Problem requirements:
Identify the lines that contain the word "clock" and copy each one.

++++++++++++++++++++

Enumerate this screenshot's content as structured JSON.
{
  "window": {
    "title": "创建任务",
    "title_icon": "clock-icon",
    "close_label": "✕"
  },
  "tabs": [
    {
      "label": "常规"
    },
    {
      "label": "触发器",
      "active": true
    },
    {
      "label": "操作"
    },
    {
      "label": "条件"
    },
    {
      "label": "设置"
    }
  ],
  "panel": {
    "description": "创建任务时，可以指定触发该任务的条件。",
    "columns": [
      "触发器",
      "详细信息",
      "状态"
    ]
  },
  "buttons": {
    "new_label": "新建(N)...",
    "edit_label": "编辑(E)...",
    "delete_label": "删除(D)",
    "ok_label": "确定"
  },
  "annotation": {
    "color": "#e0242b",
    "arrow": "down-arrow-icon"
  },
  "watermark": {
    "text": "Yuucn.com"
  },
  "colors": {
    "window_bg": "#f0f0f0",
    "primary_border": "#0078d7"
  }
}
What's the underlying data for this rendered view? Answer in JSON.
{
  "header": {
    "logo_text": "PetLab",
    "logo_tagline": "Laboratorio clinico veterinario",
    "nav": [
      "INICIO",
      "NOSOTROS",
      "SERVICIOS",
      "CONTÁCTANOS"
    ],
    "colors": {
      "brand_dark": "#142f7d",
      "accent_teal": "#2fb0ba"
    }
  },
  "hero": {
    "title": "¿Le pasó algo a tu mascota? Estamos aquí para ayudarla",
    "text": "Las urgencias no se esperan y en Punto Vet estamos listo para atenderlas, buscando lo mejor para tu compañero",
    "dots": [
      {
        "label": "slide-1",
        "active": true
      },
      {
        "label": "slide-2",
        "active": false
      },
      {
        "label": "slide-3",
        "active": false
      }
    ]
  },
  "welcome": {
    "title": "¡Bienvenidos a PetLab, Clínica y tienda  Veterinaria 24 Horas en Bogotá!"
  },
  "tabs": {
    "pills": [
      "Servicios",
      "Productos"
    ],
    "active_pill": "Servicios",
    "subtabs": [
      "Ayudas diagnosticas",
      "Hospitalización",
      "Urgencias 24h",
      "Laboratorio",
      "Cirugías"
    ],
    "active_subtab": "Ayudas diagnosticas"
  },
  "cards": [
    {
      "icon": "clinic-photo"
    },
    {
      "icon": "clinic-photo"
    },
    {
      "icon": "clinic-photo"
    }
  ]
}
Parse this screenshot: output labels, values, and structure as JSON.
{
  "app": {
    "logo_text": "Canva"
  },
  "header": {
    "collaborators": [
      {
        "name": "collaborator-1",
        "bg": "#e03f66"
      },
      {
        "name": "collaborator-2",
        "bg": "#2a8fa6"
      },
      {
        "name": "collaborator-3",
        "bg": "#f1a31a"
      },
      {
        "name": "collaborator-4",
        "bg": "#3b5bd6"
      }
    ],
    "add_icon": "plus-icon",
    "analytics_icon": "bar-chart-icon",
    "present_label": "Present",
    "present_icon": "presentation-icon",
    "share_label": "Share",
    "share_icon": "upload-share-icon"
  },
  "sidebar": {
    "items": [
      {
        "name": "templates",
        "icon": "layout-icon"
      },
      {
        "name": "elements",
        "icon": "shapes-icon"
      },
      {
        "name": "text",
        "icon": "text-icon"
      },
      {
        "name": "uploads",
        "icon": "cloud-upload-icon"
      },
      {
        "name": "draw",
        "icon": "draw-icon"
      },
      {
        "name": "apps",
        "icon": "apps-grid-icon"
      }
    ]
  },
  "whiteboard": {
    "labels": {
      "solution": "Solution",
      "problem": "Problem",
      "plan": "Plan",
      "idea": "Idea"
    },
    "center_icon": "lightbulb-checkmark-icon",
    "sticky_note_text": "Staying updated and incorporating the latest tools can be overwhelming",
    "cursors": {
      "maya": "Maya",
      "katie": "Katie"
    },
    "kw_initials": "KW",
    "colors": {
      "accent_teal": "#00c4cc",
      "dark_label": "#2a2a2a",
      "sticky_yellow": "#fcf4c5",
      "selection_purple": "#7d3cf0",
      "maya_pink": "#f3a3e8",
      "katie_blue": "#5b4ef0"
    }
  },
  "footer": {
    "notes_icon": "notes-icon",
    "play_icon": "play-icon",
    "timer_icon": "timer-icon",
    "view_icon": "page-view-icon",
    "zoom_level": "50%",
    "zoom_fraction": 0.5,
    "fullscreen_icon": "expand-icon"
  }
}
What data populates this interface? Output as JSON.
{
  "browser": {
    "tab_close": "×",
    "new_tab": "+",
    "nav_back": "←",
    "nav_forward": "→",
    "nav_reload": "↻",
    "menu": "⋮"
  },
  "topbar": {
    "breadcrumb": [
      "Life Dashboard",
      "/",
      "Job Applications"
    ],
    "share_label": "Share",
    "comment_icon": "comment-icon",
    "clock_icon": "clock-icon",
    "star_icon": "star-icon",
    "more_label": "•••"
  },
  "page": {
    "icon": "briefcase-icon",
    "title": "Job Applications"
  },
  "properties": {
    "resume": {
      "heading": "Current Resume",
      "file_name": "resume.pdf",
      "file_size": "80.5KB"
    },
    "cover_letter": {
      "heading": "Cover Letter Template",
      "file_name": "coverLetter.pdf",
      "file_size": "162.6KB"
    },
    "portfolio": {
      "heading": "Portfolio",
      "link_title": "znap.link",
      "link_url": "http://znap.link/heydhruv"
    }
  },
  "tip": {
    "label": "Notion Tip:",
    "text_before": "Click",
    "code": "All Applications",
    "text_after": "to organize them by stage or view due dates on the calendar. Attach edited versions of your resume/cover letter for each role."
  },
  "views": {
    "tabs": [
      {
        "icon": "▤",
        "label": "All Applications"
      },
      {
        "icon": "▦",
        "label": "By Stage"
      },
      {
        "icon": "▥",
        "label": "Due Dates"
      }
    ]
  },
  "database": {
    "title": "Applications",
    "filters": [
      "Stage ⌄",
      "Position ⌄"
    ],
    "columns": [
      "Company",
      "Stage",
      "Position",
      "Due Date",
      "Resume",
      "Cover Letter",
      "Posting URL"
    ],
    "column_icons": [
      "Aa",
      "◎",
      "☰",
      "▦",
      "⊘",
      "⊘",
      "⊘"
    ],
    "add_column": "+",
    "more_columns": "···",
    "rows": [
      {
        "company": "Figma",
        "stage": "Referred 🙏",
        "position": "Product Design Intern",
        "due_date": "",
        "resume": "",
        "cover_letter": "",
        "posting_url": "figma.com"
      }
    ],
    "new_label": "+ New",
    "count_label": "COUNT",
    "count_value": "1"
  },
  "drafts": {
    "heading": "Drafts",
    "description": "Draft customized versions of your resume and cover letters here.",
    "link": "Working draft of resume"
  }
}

++++++++++++++++++++

Solution for this problem:
    "title_icon": "clock-icon",
    "clock_icon": "clock-icon",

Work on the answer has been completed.